§ **Exercise goal**: Every line that includes the word "документе" is to be listed.

(Data entries)
## begin
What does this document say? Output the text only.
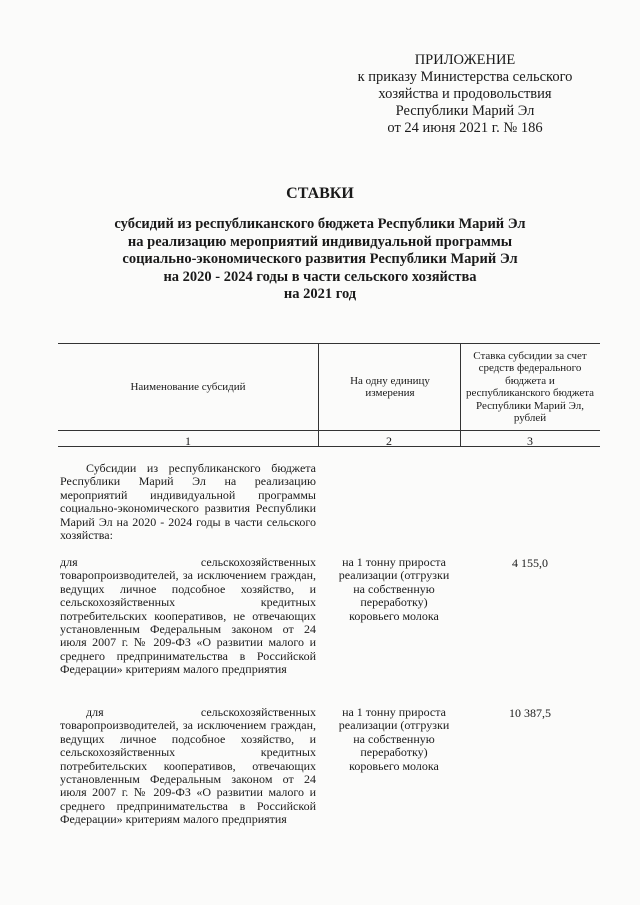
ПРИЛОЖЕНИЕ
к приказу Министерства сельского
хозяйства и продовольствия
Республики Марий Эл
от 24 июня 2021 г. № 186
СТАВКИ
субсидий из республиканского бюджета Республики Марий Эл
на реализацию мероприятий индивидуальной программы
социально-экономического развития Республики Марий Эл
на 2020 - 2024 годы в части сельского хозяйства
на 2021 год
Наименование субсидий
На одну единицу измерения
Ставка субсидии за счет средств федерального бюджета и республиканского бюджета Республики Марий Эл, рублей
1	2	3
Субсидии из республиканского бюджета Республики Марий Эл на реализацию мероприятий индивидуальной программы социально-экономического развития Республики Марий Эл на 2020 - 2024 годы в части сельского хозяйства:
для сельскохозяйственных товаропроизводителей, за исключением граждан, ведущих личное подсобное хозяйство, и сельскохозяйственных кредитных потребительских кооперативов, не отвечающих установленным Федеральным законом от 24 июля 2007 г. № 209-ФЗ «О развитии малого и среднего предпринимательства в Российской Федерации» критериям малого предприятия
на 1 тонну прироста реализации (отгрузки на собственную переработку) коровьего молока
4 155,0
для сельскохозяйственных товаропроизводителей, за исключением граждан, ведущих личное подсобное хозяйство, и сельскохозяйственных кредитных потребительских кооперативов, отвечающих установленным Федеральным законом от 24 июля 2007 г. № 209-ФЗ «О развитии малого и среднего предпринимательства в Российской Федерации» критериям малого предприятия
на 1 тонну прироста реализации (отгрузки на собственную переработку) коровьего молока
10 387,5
## end
## begin
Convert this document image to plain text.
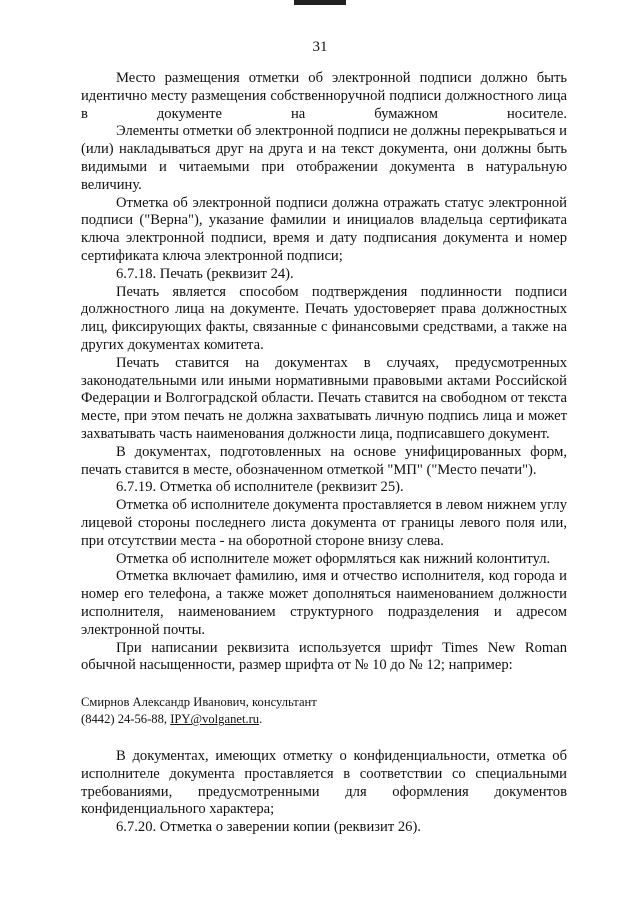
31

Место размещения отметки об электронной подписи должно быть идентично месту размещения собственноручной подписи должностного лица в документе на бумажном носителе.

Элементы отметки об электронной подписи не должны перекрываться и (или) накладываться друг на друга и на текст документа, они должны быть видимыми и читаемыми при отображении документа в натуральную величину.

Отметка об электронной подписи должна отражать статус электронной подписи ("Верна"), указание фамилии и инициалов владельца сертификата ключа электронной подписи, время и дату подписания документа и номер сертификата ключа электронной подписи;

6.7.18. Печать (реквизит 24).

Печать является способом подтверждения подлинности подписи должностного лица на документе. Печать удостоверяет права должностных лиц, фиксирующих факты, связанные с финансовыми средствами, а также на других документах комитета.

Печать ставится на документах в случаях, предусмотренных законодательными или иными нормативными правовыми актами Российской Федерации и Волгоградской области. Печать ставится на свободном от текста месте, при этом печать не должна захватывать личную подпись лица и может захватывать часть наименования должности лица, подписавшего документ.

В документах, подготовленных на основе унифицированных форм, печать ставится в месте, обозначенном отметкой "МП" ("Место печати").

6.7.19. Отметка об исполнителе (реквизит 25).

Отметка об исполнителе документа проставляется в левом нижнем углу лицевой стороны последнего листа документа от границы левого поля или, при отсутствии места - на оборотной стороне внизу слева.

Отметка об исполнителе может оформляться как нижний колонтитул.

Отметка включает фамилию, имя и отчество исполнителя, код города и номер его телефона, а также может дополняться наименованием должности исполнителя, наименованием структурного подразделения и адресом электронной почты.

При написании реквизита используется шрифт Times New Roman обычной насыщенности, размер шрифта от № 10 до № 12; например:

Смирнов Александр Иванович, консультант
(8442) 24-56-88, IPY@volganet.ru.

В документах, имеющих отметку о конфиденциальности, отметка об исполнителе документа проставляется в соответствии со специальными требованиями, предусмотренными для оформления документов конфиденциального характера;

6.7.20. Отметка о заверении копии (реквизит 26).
## end
§ **Reply**:
Место размещения отметки об электронной подписи должно быть идентично месту размещения собственноручной подписи должностного лица в документе на бумажном носителе.
Печать является способом подтверждения подлинности подписи должностного лица на документе. Печать удостоверяет права должностных лиц, фиксирующих факты, связанные с финансовыми средствами, а также на других документах комитета.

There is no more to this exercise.